DATASET:

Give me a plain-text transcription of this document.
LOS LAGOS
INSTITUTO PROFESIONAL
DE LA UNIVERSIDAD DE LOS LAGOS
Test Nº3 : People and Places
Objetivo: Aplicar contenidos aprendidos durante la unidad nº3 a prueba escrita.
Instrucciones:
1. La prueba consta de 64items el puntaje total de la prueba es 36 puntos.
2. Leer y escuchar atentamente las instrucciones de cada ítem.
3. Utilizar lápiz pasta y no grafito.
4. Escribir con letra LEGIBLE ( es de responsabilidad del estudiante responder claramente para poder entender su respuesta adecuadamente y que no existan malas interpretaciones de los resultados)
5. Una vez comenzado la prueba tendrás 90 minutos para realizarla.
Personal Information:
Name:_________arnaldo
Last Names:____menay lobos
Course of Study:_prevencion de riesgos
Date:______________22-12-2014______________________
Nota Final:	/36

---

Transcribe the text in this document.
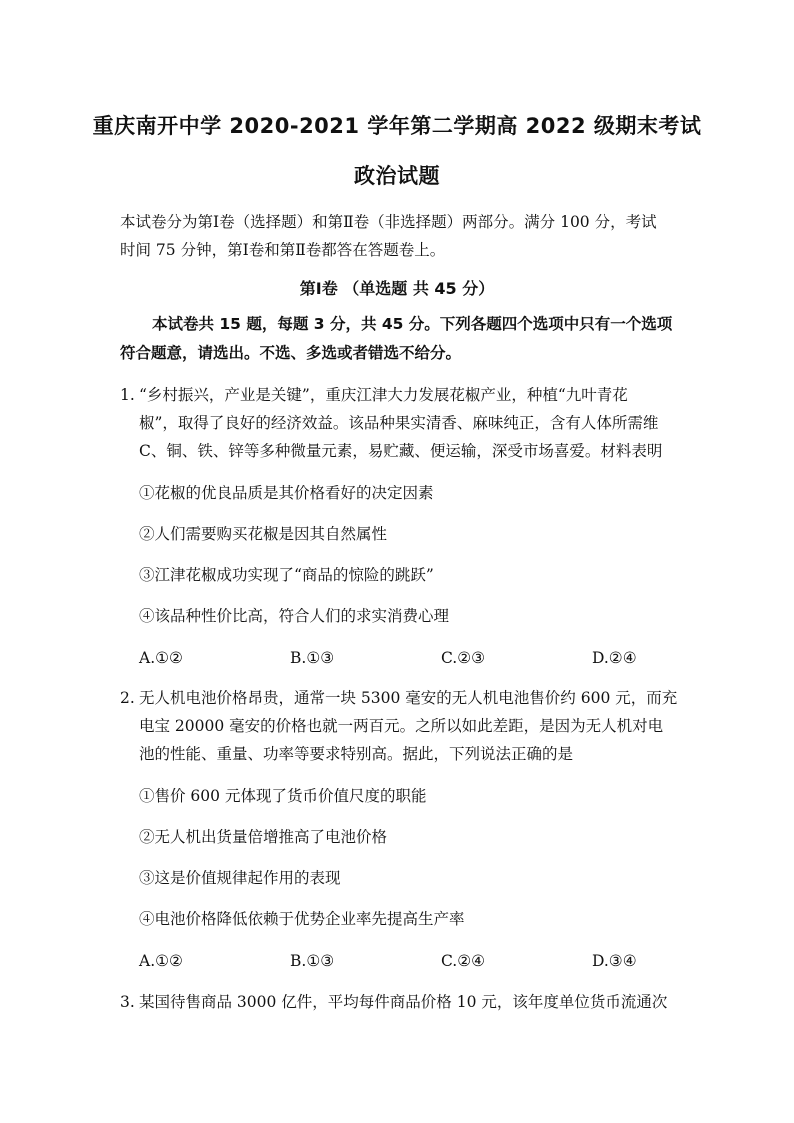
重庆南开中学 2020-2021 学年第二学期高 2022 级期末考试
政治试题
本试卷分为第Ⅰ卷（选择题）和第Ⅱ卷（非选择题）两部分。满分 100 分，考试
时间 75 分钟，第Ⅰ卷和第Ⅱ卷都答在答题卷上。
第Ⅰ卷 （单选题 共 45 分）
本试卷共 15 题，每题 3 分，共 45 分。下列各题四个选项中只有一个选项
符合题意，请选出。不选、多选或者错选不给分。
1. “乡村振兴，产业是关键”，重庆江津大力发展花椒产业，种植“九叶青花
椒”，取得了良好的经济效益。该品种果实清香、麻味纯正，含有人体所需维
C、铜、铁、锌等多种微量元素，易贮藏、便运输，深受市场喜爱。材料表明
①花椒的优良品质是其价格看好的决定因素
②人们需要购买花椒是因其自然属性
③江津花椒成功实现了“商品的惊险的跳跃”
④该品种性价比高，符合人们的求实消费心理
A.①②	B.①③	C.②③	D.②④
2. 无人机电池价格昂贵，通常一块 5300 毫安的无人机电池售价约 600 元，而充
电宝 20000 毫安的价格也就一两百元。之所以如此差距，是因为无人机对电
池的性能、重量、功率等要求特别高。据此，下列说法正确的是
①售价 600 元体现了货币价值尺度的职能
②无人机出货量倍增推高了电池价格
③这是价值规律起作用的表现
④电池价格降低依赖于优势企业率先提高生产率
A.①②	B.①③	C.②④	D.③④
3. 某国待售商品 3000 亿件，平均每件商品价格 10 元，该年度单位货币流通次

TO DO: Filter the records, keeping only lines that contain "para", and show those lines.

EXERCISE OUTPUT:
4. Escribir con letra LEGIBLE ( es de responsabilidad del estudiante responder claramente para poder entender su respuesta adecuadamente y que no existan malas interpretaciones de los resultados)
5. Una vez comenzado la prueba tendrás 90 minutos para realizarla.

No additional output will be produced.